■ HOW TO COMPLETE THIS TASK:
Condense the paragraph in the blog post below that begins "which I feel is rather unweildy" into a short bulleted list that keeps its main facts.

■ PROVIDED TEXT:
+ + + + + + +

Swimming upstream
This week I’m struggling with the joys? of upstream changes and trying to sort out where support should happen and where it realistically will happen. The story starts with a somewhat major change between Python 2 and Python 3, namely that given a dictionary d = {'a':1, 'b':2, 'c':3}
, d.keys()
, d.values()
, and d.items()
now return dictview objects. Now deep down the matplotlib stack, data almost always gets converted into a numpy array…and that’d be fine ‘cept this is what happens when you try to turn view into an array:
In [6]: np.asarray(d.keys())
Out[6]: array(dict_keys(['c', 'a', 'b']), dtype=object)
In [7]: np.array(d.keys())
Out[7]: array(dict_keys(['c', 'a', 'b']), dtype=object)
So that thing it returns? array(dict_keys(['c', 'a', 'b']), dtype=object)
isn’t indexible or iterable and is in fact a 0-d array. This is why to work with dicts in python3 in matplotlib, the current protocal is:
plt.bar(list(d.keys()), list(d.values()))
which I feel is rather unweildy. And so I proposed to my mentors that I write something that’ll support dicts natively and in theory be extensible to other non-numpy friendly datatypes…Step one was figureing out what datatype would go in an isinstance
check. Here I got super confused ‘cause type(data.keys())
returns dict_keys
and the documentation says dictview
and neither of those work in isinstance
. Was frustrated and so popped into #python-dev (‘cause I thought it was a docs/api inconsistency) where I was told that dictview
and the rest won’t work ‘cause of a deliberate choice to not make them builtins and the type to use for introspection is collections.abc.MappingView
. The docs confusion is now issue #27544 with a developer provided patch that’s awaiting review.

+ + + + + + +

■ EXTRACTED RECORDS:
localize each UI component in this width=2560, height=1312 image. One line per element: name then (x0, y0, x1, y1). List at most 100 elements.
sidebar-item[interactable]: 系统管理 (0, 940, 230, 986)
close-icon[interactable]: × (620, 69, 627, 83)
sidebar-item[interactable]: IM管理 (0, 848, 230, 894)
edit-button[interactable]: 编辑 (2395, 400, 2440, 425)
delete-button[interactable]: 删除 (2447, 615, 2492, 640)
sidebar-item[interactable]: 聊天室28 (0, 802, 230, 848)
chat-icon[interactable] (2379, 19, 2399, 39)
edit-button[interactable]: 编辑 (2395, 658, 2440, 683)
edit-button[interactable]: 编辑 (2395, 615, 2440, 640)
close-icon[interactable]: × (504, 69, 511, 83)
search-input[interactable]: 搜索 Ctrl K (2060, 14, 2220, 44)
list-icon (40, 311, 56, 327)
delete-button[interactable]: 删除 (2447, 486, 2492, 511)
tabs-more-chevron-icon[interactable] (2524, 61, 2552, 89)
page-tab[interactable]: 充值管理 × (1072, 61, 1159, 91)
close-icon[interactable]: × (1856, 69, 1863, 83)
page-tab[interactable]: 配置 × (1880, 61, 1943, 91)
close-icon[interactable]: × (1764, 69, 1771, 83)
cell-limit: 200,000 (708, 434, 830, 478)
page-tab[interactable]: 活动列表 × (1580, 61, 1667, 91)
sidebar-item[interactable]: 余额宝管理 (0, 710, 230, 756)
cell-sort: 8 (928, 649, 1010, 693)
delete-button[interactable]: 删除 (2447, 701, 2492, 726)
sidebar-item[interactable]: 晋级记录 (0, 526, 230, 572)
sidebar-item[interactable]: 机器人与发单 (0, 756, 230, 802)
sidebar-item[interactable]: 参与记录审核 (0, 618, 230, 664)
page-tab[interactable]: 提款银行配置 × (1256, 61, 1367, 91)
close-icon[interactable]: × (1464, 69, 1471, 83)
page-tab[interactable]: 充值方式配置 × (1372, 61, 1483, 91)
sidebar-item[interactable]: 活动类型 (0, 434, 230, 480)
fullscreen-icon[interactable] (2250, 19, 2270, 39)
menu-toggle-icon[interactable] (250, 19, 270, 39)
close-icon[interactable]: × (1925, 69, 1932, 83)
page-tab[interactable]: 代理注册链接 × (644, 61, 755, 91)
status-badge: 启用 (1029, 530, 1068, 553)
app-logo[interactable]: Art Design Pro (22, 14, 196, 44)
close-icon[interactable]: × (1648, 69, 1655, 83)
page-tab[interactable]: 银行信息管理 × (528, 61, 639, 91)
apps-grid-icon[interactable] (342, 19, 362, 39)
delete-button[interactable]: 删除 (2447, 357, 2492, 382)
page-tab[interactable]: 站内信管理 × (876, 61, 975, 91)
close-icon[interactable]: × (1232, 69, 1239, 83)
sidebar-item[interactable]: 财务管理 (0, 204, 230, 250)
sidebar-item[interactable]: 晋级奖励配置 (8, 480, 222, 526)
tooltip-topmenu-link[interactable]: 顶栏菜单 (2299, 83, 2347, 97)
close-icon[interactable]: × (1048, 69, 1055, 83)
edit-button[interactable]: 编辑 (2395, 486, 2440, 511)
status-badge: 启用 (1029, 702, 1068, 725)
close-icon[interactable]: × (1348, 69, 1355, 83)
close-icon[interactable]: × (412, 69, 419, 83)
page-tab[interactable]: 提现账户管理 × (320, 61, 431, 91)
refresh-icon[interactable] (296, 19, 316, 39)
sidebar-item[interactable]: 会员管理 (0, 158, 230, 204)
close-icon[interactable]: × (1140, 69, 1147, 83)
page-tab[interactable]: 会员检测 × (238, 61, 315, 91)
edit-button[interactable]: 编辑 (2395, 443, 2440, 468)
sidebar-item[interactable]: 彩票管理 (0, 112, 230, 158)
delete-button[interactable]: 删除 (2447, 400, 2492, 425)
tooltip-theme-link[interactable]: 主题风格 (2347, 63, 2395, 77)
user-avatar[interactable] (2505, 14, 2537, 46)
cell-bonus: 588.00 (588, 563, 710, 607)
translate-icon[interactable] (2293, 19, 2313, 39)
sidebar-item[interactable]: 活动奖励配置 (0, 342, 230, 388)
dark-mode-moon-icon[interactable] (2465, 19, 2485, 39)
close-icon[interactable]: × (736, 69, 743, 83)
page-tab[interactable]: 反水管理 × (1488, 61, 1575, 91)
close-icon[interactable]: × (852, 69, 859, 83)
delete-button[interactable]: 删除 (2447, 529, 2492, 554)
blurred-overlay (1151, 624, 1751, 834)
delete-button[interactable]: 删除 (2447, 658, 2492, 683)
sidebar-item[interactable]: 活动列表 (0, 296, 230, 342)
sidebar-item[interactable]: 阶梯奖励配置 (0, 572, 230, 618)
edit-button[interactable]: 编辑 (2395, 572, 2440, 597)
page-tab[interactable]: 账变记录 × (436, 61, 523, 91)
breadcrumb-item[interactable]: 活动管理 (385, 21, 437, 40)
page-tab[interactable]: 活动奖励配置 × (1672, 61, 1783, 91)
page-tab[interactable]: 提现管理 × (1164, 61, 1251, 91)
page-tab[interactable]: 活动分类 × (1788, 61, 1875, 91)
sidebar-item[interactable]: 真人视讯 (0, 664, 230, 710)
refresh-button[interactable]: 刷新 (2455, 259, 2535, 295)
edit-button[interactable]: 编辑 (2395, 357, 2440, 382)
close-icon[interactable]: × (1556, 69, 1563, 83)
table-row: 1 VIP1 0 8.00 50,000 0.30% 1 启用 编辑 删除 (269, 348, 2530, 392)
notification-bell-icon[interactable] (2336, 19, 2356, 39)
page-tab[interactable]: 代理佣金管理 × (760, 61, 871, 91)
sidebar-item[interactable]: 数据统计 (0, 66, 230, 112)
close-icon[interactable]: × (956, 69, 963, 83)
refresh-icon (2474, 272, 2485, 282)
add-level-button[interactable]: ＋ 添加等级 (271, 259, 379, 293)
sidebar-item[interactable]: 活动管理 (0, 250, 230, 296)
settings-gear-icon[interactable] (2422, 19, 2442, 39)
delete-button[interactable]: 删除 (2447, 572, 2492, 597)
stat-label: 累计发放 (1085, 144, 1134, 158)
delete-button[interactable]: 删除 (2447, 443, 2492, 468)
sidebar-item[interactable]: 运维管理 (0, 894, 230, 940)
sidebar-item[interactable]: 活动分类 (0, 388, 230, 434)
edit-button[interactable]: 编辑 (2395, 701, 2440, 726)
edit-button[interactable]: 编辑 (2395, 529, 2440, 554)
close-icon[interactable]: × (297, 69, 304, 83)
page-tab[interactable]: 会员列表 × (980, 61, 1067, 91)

+ + + + + + +

■ RESPONSE TO THIS TASK:
- The current workaround of wrapping keys and values in list() is unwieldy.
- The proposal to the mentors was native dict support in matplotlib that could in theory extend to other datatypes that don't work well with numpy.
- The first step was choosing a datatype for an isinstance check.
- type(data.keys()) returns dict_keys, while the documentation says dictview, and neither works in isinstance.
- In #python-dev, the explanation given was that these types are deliberately not builtins and that collections.abc.MappingView is the type to use for introspection.
- The documentation confusion is now issue #27544, which has a developer-provided patch awaiting review.